→ Written exercise
Where does the string "name" appear? Copy every line of the entries below that holds it.

→ Records for the exercise
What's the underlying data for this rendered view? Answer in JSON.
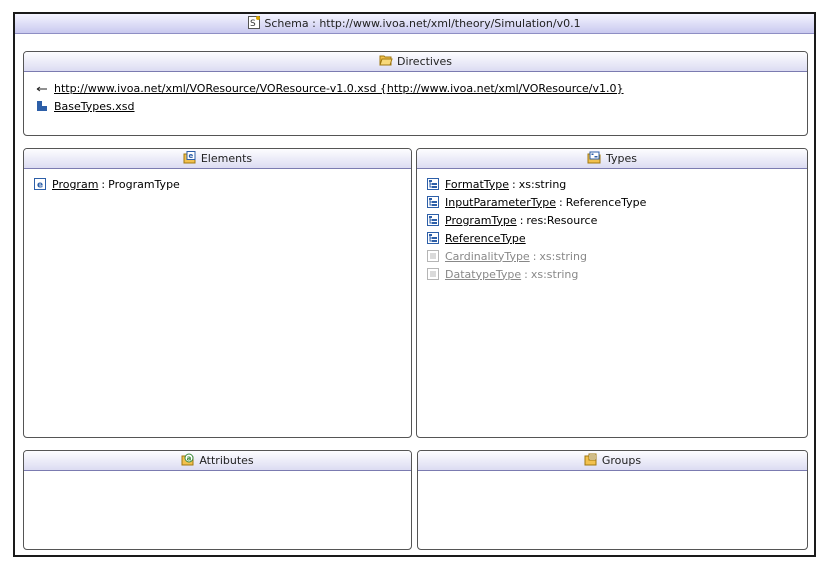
{
  "title": "Schema : http://www.ivoa.net/xml/theory/Simulation/v0.1",
  "directives": {
    "heading": "Directives",
    "items": [
      {
        "icon": "import-icon",
        "text": "http://www.ivoa.net/xml/VOResource/VOResource-v1.0.xsd  {http://www.ivoa.net/xml/VOResource/v1.0}"
      },
      {
        "icon": "include-icon",
        "text": "BaseTypes.xsd"
      }
    ]
  },
  "elements": {
    "heading": "Elements",
    "items": [
      {
        "name": "Program",
        "type": "ProgramType"
      }
    ]
  },
  "types": {
    "heading": "Types",
    "items": [
      {
        "name": "FormatType",
        "type": "xs:string",
        "kind": "complex"
      },
      {
        "name": "InputParameterType",
        "type": "ReferenceType",
        "kind": "complex"
      },
      {
        "name": "ProgramType",
        "type": "res:Resource",
        "kind": "complex"
      },
      {
        "name": "ReferenceType",
        "type": "",
        "kind": "complex"
      },
      {
        "name": "CardinalityType",
        "type": "xs:string",
        "kind": "simple"
      },
      {
        "name": "DatatypeType",
        "type": "xs:string",
        "kind": "simple"
      }
    ]
  },
  "attributes": {
    "heading": "Attributes"
  },
  "groups": {
    "heading": "Groups"
  },
  "colors": {
    "title_gradient_bottom": "#c9c9ef",
    "complex_icon": "#2d5fa8",
    "simple_icon": "#b5b5b5"
  }
}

→ Written solution
        "name": "Program",
        "name": "FormatType",
        "name": "InputParameterType",
        "name": "ProgramType",
        "name": "ReferenceType",
        "name": "CardinalityType",
        "name": "DatatypeType",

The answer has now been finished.